═════ Raw records

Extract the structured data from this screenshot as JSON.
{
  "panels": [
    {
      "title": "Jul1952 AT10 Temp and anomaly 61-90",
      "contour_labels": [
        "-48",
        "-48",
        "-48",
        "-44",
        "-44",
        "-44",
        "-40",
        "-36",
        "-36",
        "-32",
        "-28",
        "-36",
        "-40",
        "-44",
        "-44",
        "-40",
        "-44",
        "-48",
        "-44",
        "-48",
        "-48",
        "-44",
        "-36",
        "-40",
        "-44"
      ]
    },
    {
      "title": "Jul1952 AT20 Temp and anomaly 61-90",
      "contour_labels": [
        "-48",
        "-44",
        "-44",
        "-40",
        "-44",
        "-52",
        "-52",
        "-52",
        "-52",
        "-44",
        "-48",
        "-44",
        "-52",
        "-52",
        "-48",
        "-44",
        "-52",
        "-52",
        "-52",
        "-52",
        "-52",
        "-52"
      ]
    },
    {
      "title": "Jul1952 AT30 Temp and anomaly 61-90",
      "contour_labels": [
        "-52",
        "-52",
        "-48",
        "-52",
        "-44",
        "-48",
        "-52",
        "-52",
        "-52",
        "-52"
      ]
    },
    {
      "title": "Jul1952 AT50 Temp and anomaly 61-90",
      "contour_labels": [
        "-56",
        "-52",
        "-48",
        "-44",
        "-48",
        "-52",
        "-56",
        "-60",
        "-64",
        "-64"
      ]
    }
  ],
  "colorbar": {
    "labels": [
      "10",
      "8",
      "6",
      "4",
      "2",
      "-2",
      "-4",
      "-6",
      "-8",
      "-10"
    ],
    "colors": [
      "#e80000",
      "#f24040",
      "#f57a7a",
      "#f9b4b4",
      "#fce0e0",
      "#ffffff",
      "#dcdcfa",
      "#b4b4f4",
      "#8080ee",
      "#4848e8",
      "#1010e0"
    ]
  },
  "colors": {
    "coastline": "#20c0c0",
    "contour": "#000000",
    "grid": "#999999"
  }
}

══════════

▶ **Problem requirements**
Exact output of every entry is required.

▶ **Reply to the exercise**
Extract the structured data from this screenshot as JSON.
{
  "panels": [
    {
      "title": "Jul1952 AT10 Temp and anomaly 61-90",
      "contour_labels": [
        "-48",
        "-48",
        "-48",
        "-44",
        "-44",
        "-44",
        "-40",
        "-36",
        "-36",
        "-32",
        "-28",
        "-36",
        "-40",
        "-44",
        "-44",
        "-40",
        "-44",
        "-48",
        "-44",
        "-48",
        "-48",
        "-44",
        "-36",
        "-40",
        "-44"
      ]
    },
    {
      "title": "Jul1952 AT20 Temp and anomaly 61-90",
      "contour_labels": [
        "-48",
        "-44",
        "-44",
        "-40",
        "-44",
        "-52",
        "-52",
        "-52",
        "-52",
        "-44",
        "-48",
        "-44",
        "-52",
        "-52",
        "-48",
        "-44",
        "-52",
        "-52",
        "-52",
        "-52",
        "-52",
        "-52"
      ]
    },
    {
      "title": "Jul1952 AT30 Temp and anomaly 61-90",
      "contour_labels": [
        "-52",
        "-52",
        "-48",
        "-52",
        "-44",
        "-48",
        "-52",
        "-52",
        "-52",
        "-52"
      ]
    },
    {
      "title": "Jul1952 AT50 Temp and anomaly 61-90",
      "contour_labels": [
        "-56",
        "-52",
        "-48",
        "-44",
        "-48",
        "-52",
        "-56",
        "-60",
        "-64",
        "-64"
      ]
    }
  ],
  "colorbar": {
    "labels": [
      "10",
      "8",
      "6",
      "4",
      "2",
      "-2",
      "-4",
      "-6",
      "-8",
      "-10"
    ],
    "colors": [
      "#e80000",
      "#f24040",
      "#f57a7a",
      "#f9b4b4",
      "#fce0e0",
      "#ffffff",
      "#dcdcfa",
      "#b4b4f4",
      "#8080ee",
      "#4848e8",
      "#1010e0"
    ]
  },
  "colors": {
    "coastline": "#20c0c0",
    "contour": "#000000",
    "grid": "#999999"
  }
}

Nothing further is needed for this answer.